══ Document passage ══

Modern Logic: The Boolean Period: Venn
MODERN LOGIC: THE BOOLEAN PERIOD: VENN
The logic of John Venn (1834–1923), sketched briefly in the Princeton Review (1880) and more fully elaborated in his Symbolic Logic (London, 1881), shows a greater understanding of George Boole's intentions and a better acquaintance with the historical background than had yet been displayed by anyone else. Though he did not suppose the new methods to have any great practical advantage over the old, he saw no reason, either, to suspect them of being anything more than a generalization of traditional practices, couched, for convenience, in a mathematical form. He therefore resisted the Jevonian simplifications and was at pains to bring out the logical significance of such operations as subtraction and division, though the latter is admitted to merit inclusion more on grounds of consistency than for any use made of it in the reasoning of everyday life.
Venn's own account of the matter proceeds from what he calls the "compartmental," or "existential," view of logic, whose purpose is to set out the possible ways in which the four classes designated by x, y, and their negatives, in combination, may have one or more of their components empty. Omitting the case where all four compartments are unoccupied, this yields fifteen forms of proposition, compared with the four that arise on the traditional, or predication, view, whereby an attribute is asserted or denied of a class, and the five that emerge from diagrammatic consideration of the ways in which two nonempty classes may include, exclude, or overlap one another. Each view has its merits, in Venn's opinion, the choice between them being ultimately a conventional one.
This leads Venn to the discussion of another vexed issue, the "existential import" of propositions. Traditional logic must in consistency assume that its classes have members and nonmembers alike, and its universal propositions are thereby rendered hypothetical. To Venn it was clearer what the universal denies than what it asserts, and he therefore proposed to write A, "All x is y," as xȳ = 0 and E, "No x is y," as xy = 0. These propositions are definite, yet they do not require members in x or y to make them true, since they deny only the existence of members in the common class. Particular propositions do, however, imply the presence of members in each class, since they contradict the universals; they are therefore to be written I, xy ≠ 0, and O, xȳ ≠ 0, respectively. This was an improvement on Boole's use of indefinite symbols and has since been generally adopted, though one consequence of it (also noted by Hugh MacColl) is that subalternation ceases to be valid and that the "syllogisms of weakened conclusion" which depend on it have therefore to be rejected.

═══

Actions to take →
1: Answer these questions from the passage on Venn's logic:
(a) In what year and city did Venn's Symbolic Logic appear?
(b) How many forms of proposition does the compartmental view yield?
(c) How does Venn write E, "No x is y"?
2: Quote the passage on Venn's logic from "Venn's own account" to "a conventional one.".
3: For each statement, say whether the passage on Venn's logic supports it. Answer yes or no, and quote the words of the passage that decide it.
(a) Venn believed the new methods had a great practical advantage over the old ones.
(b) The traditional, or predication, view yields four forms of proposition.
(c) Under Venn's notation, subalternation remains valid.

══ Data listing ══

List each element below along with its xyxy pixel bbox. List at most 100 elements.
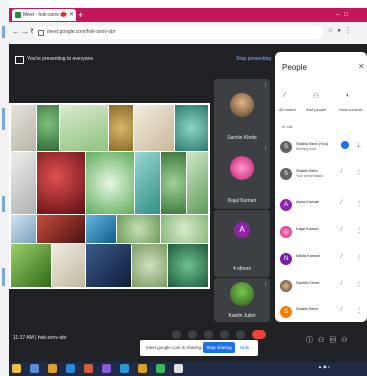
presenting-bar: You're presenting to everyone Stop prese… <box>9 53 272 69</box>
system-tray[interactable]: ▲ ◉ ◖ <box>318 364 330 369</box>
url-text: meet.google.com/hok-sxnv-sbr <box>47 29 116 35</box>
avatar: N <box>280 253 292 265</box>
avatar <box>280 280 292 292</box>
mic-muted-icon[interactable]: ⁄ <box>341 281 342 287</box>
taskbar-app-icon[interactable] <box>156 364 165 373</box>
taskbar-app-icon[interactable] <box>66 364 75 373</box>
sharing-notification: meet.google.com is sharing a window. Sto… <box>140 340 258 356</box>
url-input[interactable]: meet.google.com/hok-sxnv-sbr <box>33 26 323 39</box>
participant-row[interactable]: S Shalini Bera ⁄ ⋮ <box>276 302 366 324</box>
participant-row[interactable]: Kajal Kumari ⁄ ⋮ <box>276 222 366 244</box>
mic-muted-icon[interactable]: ⁄ <box>341 200 342 206</box>
browser-toolbar-icons[interactable]: ☆●⋮ <box>328 27 355 34</box>
present-button[interactable] <box>220 330 229 339</box>
collage-image <box>11 215 36 243</box>
os-taskbar <box>9 362 367 376</box>
participant-row[interactable]: N Nikita Kumari ⁄ ⋮ <box>276 249 366 271</box>
camera-button[interactable] <box>188 330 197 339</box>
mic-muted-icon[interactable]: ⁄ <box>341 227 342 233</box>
present-screen-icon <box>15 56 24 64</box>
window-controls[interactable]: –□ <box>336 8 353 22</box>
participant-name: Shalini Bera <box>296 306 318 311</box>
collage-image <box>161 215 208 243</box>
participant-row[interactable]: S Shalini Bera Your presentation ⁄ ⋮ <box>276 164 366 186</box>
participant-role: Meeting host <box>296 147 317 151</box>
taskbar-app-icon[interactable] <box>138 364 147 373</box>
new-tab-button[interactable]: + <box>78 9 83 21</box>
add-people-label[interactable]: Add people <box>306 107 326 112</box>
pin-icon[interactable]: ⊥ <box>356 142 361 149</box>
stop-sharing-button[interactable]: Stop sharing <box>203 342 235 353</box>
participant-row[interactable]: S Shalini Bera (You) Meeting host ⊥ <box>276 137 366 159</box>
participant-row[interactable]: A Asha Kumari ⁄ ⋮ <box>276 195 366 217</box>
presenting-message: You're presenting to everyone <box>27 56 94 62</box>
more-options-icon[interactable]: ⋮ <box>356 281 362 288</box>
close-tab-icon[interactable]: ✕ <box>69 9 74 21</box>
collage-image <box>37 152 85 214</box>
participant-tile[interactable]: ⁞ Kaelin Juliet <box>214 278 270 322</box>
participant-row[interactable]: Sachin Kinde ⁄ ⋮ <box>276 276 366 298</box>
participant-tile[interactable]: ⁞ Kajal Kumari <box>214 142 270 209</box>
strip-mark <box>2 26 5 38</box>
add-people-icon[interactable]: ⚇ <box>313 92 319 100</box>
collage-image <box>187 152 208 214</box>
mute-all-icon[interactable]: ⁄ <box>284 92 285 99</box>
more-options-icon[interactable]: ⋮ <box>356 169 362 176</box>
taskbar-app-icon[interactable] <box>48 364 57 373</box>
mic-muted-icon: ⁞ <box>264 282 266 288</box>
forward-icon[interactable]: → <box>21 27 29 36</box>
collage-image <box>11 105 36 151</box>
collage-image <box>37 215 85 243</box>
collage-image <box>60 105 108 151</box>
more-options-icon[interactable]: ⋮ <box>356 254 362 261</box>
taskbar-app-icon[interactable] <box>120 364 129 373</box>
taskbar-app-icon[interactable] <box>174 364 183 373</box>
participant-name: Asha Kumari <box>296 199 319 204</box>
collage-image <box>175 105 208 151</box>
tile-name: 4 others <box>232 266 252 272</box>
people-panel-title: People <box>282 63 307 72</box>
back-icon[interactable]: ← <box>12 27 20 36</box>
collage-image <box>132 244 167 287</box>
tile-name: Kaelin Juliet <box>228 313 256 319</box>
avatar: A <box>234 222 250 238</box>
avatar: S <box>280 141 292 153</box>
strip-mark <box>2 196 5 212</box>
mic-muted-icon[interactable]: ⁄ <box>341 169 342 175</box>
mic-muted-icon[interactable]: ⁄ <box>341 254 342 260</box>
leave-call-button[interactable] <box>252 330 266 339</box>
more-button[interactable] <box>236 330 245 339</box>
captions-button[interactable] <box>204 330 213 339</box>
avatar: S <box>280 306 292 318</box>
taskbar-app-icon[interactable] <box>30 364 39 373</box>
avatar <box>230 156 254 180</box>
browser-tab[interactable]: Meet - hok-sxnv-sbr ✕ <box>12 9 76 21</box>
host-controls-icon[interactable]: ◐ <box>346 92 350 99</box>
participant-tile[interactable]: ⁞ Sachin Kinde <box>214 79 270 146</box>
close-icon[interactable]: ✕ <box>358 62 365 71</box>
meeting-side-controls[interactable]: ⓘ⚇▤⚇ <box>306 335 353 345</box>
taskbar-app-icon[interactable] <box>102 364 111 373</box>
call-controls <box>172 330 266 340</box>
meet-favicon-icon <box>15 11 21 18</box>
stop-presenting-button[interactable]: Stop presenting <box>236 56 271 62</box>
mic-muted-icon: ⁞ <box>264 146 266 152</box>
collage-image <box>11 244 51 287</box>
hide-button[interactable]: Hide <box>240 345 249 350</box>
in-call-section-label: In call <box>282 124 293 129</box>
mic-muted-icon[interactable]: ⁄ <box>341 307 342 313</box>
participant-name: Shalini Bera (You) <box>296 141 329 146</box>
avatar <box>230 282 254 306</box>
participant-name: Kajal Kumari <box>296 226 319 231</box>
taskbar-app-icon[interactable] <box>84 364 93 373</box>
all-muted-label[interactable]: All muted <box>279 107 296 112</box>
collage-image <box>161 152 186 214</box>
more-options-icon[interactable]: ⋮ <box>356 227 362 234</box>
mic-button[interactable] <box>172 330 181 339</box>
host-controls-label[interactable]: Host controls <box>339 107 362 112</box>
more-options-icon[interactable]: ⋮ <box>356 307 362 314</box>
participant-tile[interactable]: A 4 others <box>214 210 270 277</box>
more-options-icon[interactable]: ⋮ <box>356 200 362 207</box>
tile-name: Sachin Kinde <box>227 135 257 141</box>
taskbar-app-icon[interactable] <box>12 364 21 373</box>
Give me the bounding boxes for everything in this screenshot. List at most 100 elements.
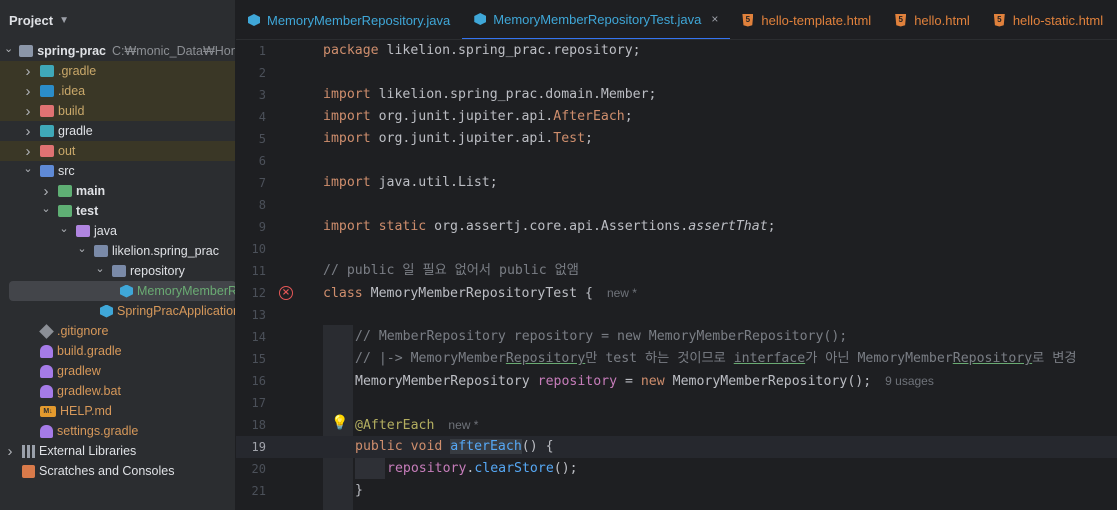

═══

In response →
1:
(a) London, 1881.
(b) Fifteen.
(c) xy = 0.

2:
Venn's own account of the matter proceeds from what he calls the "compartmental," or "existential," view of logic, whose purpose is to set out the possible ways in which the four classes designated by x, y, and their negatives, in combination, may have one or more of their components empty. Omitting the case where all four compartments are unoccupied, this yields fifteen forms of proposition, compared with the four that arise on the traditional, or predication, view, whereby an attribute is asserted or denied of a class, and the five that emerge from diagrammatic consideration of the ways in which two nonempty classes may include, exclude, or overlap one another. Each view has its merits, in Venn's opinion, the choice between them being ultimately a conventional one.

3:
(a) No: "Though he did not suppose the new methods to have any great practical advantage over the old"
(b) Yes: "compared with the four that arise on the traditional, or predication, view"
(c) No: "subalternation ceases to be valid"